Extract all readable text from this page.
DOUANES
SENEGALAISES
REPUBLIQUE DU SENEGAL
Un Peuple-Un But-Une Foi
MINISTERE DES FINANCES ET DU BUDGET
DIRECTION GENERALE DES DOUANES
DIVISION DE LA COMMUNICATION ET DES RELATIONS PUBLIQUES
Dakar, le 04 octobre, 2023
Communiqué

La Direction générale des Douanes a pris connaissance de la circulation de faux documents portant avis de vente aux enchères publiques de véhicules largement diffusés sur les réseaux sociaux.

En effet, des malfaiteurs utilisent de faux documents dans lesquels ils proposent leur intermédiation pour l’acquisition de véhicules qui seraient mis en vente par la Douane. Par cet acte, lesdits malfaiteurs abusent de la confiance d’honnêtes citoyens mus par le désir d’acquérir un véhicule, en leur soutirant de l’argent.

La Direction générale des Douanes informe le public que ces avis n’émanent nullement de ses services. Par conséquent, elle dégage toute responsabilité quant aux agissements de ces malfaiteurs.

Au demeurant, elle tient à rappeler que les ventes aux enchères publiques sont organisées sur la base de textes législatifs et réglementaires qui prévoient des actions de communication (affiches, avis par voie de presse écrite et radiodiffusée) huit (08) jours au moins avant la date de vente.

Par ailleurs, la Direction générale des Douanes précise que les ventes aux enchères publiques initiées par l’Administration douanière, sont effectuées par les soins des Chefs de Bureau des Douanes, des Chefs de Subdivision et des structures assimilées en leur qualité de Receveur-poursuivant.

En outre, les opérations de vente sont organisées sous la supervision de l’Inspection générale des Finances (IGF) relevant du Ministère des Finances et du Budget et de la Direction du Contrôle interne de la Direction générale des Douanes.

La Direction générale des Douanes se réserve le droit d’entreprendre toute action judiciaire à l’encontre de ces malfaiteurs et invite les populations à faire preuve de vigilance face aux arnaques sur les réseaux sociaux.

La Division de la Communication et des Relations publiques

→ **Stated task**
Copy down the whole of the data above, matching it exactly.

→ **Result below**
Extract all readable text from this page.
DOUANES
SENEGALAISES
REPUBLIQUE DU SENEGAL
Un Peuple-Un But-Une Foi
MINISTERE DES FINANCES ET DU BUDGET
DIRECTION GENERALE DES DOUANES
DIVISION DE LA COMMUNICATION ET DES RELATIONS PUBLIQUES
Dakar, le 04 octobre, 2023
Communiqué

La Direction générale des Douanes a pris connaissance de la circulation de faux documents portant avis de vente aux enchères publiques de véhicules largement diffusés sur les réseaux sociaux.

En effet, des malfaiteurs utilisent de faux documents dans lesquels ils proposent leur intermédiation pour l’acquisition de véhicules qui seraient mis en vente par la Douane. Par cet acte, lesdits malfaiteurs abusent de la confiance d’honnêtes citoyens mus par le désir d’acquérir un véhicule, en leur soutirant de l’argent.

La Direction générale des Douanes informe le public que ces avis n’émanent nullement de ses services. Par conséquent, elle dégage toute responsabilité quant aux agissements de ces malfaiteurs.

Au demeurant, elle tient à rappeler que les ventes aux enchères publiques sont organisées sur la base de textes législatifs et réglementaires qui prévoient des actions de communication (affiches, avis par voie de presse écrite et radiodiffusée) huit (08) jours au moins avant la date de vente.

Par ailleurs, la Direction générale des Douanes précise que les ventes aux enchères publiques initiées par l’Administration douanière, sont effectuées par les soins des Chefs de Bureau des Douanes, des Chefs de Subdivision et des structures assimilées en leur qualité de Receveur-poursuivant.

En outre, les opérations de vente sont organisées sous la supervision de l’Inspection générale des Finances (IGF) relevant du Ministère des Finances et du Budget et de la Direction du Contrôle interne de la Direction générale des Douanes.

La Direction générale des Douanes se réserve le droit d’entreprendre toute action judiciaire à l’encontre de ces malfaiteurs et invite les populations à faire preuve de vigilance face aux arnaques sur les réseaux sociaux.

La Division de la Communication et des Relations publiques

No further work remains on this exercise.